| JOB |
Reproduce each of the following items verbatim, line for line, without altering any word, number, or punctuation mark.

| DATASET EXCERPTS |

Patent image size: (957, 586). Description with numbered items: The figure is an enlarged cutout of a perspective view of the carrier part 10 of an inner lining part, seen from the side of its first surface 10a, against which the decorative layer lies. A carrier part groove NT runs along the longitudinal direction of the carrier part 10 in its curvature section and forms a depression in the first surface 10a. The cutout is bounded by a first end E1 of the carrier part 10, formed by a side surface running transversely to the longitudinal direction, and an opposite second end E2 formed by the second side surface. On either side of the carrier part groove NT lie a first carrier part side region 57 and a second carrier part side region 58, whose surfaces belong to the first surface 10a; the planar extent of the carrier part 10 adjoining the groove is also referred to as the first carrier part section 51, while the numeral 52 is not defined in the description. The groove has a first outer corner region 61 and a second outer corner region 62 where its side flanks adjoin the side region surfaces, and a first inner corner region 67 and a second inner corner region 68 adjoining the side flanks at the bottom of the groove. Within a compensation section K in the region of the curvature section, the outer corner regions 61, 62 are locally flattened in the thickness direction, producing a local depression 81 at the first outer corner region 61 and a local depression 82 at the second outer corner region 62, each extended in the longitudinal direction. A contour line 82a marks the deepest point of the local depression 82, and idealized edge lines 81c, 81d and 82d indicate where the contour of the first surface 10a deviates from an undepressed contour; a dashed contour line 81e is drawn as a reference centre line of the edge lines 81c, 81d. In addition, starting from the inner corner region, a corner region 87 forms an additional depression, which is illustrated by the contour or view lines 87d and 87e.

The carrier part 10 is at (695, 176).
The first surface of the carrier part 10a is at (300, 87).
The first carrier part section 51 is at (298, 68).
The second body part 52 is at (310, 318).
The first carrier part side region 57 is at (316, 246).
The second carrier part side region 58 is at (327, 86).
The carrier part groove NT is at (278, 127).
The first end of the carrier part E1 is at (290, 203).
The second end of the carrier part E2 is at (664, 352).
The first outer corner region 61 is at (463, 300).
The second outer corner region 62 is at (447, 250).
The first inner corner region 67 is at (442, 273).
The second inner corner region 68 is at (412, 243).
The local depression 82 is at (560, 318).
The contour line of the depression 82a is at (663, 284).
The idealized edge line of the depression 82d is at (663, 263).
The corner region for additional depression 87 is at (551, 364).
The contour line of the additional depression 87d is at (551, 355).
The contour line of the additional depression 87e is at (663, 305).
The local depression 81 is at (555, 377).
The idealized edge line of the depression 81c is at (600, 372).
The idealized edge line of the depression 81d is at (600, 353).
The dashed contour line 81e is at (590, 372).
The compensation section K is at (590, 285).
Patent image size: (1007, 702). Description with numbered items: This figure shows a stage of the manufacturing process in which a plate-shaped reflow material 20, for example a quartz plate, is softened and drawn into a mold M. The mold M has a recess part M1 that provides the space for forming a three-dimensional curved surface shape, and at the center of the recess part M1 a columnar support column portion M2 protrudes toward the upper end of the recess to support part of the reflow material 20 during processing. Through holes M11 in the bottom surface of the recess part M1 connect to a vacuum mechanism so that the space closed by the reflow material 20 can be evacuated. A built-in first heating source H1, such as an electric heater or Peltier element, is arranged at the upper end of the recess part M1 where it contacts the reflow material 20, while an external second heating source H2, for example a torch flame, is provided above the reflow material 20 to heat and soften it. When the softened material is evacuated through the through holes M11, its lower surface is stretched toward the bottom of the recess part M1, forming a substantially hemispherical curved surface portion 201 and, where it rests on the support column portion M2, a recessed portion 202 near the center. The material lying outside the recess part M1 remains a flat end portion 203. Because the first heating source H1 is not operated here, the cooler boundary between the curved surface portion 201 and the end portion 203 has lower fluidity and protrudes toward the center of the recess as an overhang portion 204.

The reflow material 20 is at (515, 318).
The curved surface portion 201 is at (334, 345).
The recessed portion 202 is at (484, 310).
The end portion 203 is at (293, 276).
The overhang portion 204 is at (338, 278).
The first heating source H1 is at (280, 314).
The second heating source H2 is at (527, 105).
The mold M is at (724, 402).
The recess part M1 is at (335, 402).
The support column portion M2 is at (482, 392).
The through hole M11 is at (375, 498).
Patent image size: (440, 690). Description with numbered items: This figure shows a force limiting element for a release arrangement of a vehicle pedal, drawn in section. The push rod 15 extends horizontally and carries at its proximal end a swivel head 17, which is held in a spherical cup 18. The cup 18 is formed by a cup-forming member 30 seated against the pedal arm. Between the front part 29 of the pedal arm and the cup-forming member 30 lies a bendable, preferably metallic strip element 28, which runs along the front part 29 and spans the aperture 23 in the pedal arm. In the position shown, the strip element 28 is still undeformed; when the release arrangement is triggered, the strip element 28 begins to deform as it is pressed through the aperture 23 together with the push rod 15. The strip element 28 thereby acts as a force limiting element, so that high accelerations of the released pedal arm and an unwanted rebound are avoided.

| SOLUTION FOR THIS PROBLEM |
Patent image size: (957, 586). Description with numbered items: The figure is an enlarged cutout of a perspective view of the carrier part 10 of an inner lining part, seen from the side of its first surface 10a, against which the decorative layer lies. A carrier part groove NT runs along the longitudinal direction of the carrier part 10 in its curvature section and forms a depression in the first surface 10a. The cutout is bounded by a first end E1 of the carrier part 10, formed by a side surface running transversely to the longitudinal direction, and an opposite second end E2 formed by the second side surface. On either side of the carrier part groove NT lie a first carrier part side region 57 and a second carrier part side region 58, whose surfaces belong to the first surface 10a; the planar extent of the carrier part 10 adjoining the groove is also referred to as the first carrier part section 51, while the numeral 52 is not defined in the description. The groove has a first outer corner region 61 and a second outer corner region 62 where its side flanks adjoin the side region surfaces, and a first inner corner region 67 and a second inner corner region 68 adjoining the side flanks at the bottom of the groove. Within a compensation section K in the region of the curvature section, the outer corner regions 61, 62 are locally flattened in the thickness direction, producing a local depression 81 at the first outer corner region 61 and a local depression 82 at the second outer corner region 62, each extended in the longitudinal direction. A contour line 82a marks the deepest point of the local depression 82, and idealized edge lines 81c, 81d and 82d indicate where the contour of the first surface 10a deviates from an undepressed contour; a dashed contour line 81e is drawn as a reference centre line of the edge lines 81c, 81d. In addition, starting from the inner corner region, a corner region 87 forms an additional depression, which is illustrated by the contour or view lines 87d and 87e.

The carrier part 10 is at (695, 176).
The first surface of the carrier part 10a is at (300, 87).
The first carrier part section 51 is at (298, 68).
The second body part 52 is at (310, 318).
The first carrier part side region 57 is at (316, 246).
The second carrier part side region 58 is at (327, 86).
The carrier part groove NT is at (278, 127).
The first end of the carrier part E1 is at (290, 203).
The second end of the carrier part E2 is at (664, 352).
The first outer corner region 61 is at (463, 300).
The second outer corner region 62 is at (447, 250).
The first inner corner region 67 is at (442, 273).
The second inner corner region 68 is at (412, 243).
The local depression 82 is at (560, 318).
The contour line of the depression 82a is at (663, 284).
The idealized edge line of the depression 82d is at (663, 263).
The corner region for additional depression 87 is at (551, 364).
The contour line of the additional depression 87d is at (551, 355).
The contour line of the additional depression 87e is at (663, 305).
The local depression 81 is at (555, 377).
The idealized edge line of the depression 81c is at (600, 372).
The idealized edge line of the depression 81d is at (600, 353).
The dashed contour line 81e is at (590, 372).
The compensation section K is at (590, 285).
Patent image size: (1007, 702). Description with numbered items: This figure shows a stage of the manufacturing process in which a plate-shaped reflow material 20, for example a quartz plate, is softened and drawn into a mold M. The mold M has a recess part M1 that provides the space for forming a three-dimensional curved surface shape, and at the center of the recess part M1 a columnar support column portion M2 protrudes toward the upper end of the recess to support part of the reflow material 20 during processing. Through holes M11 in the bottom surface of the recess part M1 connect to a vacuum mechanism so that the space closed by the reflow material 20 can be evacuated. A built-in first heating source H1, such as an electric heater or Peltier element, is arranged at the upper end of the recess part M1 where it contacts the reflow material 20, while an external second heating source H2, for example a torch flame, is provided above the reflow material 20 to heat and soften it. When the softened material is evacuated through the through holes M11, its lower surface is stretched toward the bottom of the recess part M1, forming a substantially hemispherical curved surface portion 201 and, where it rests on the support column portion M2, a recessed portion 202 near the center. The material lying outside the recess part M1 remains a flat end portion 203. Because the first heating source H1 is not operated here, the cooler boundary between the curved surface portion 201 and the end portion 203 has lower fluidity and protrudes toward the center of the recess as an overhang portion 204.

The reflow material 20 is at (515, 318).
The curved surface portion 201 is at (334, 345).
The recessed portion 202 is at (484, 310).
The end portion 203 is at (293, 276).
The overhang portion 204 is at (338, 278).
The first heating source H1 is at (280, 314).
The second heating source H2 is at (527, 105).
The mold M is at (724, 402).
The recess part M1 is at (335, 402).
The support column portion M2 is at (482, 392).
The through hole M11 is at (375, 498).
Patent image size: (440, 690). Description with numbered items: This figure shows a force limiting element for a release arrangement of a vehicle pedal, drawn in section. The push rod 15 extends horizontally and carries at its proximal end a swivel head 17, which is held in a spherical cup 18. The cup 18 is formed by a cup-forming member 30 seated against the pedal arm. Between the front part 29 of the pedal arm and the cup-forming member 30 lies a bendable, preferably metallic strip element 28, which runs along the front part 29 and spans the aperture 23 in the pedal arm. In the position shown, the strip element 28 is still undeformed; when the release arrangement is triggered, the strip element 28 begins to deform as it is pressed through the aperture 23 together with the push rod 15. The strip element 28 thereby acts as a force limiting element, so that high accelerations of the released pedal arm and an unwanted rebound are avoided.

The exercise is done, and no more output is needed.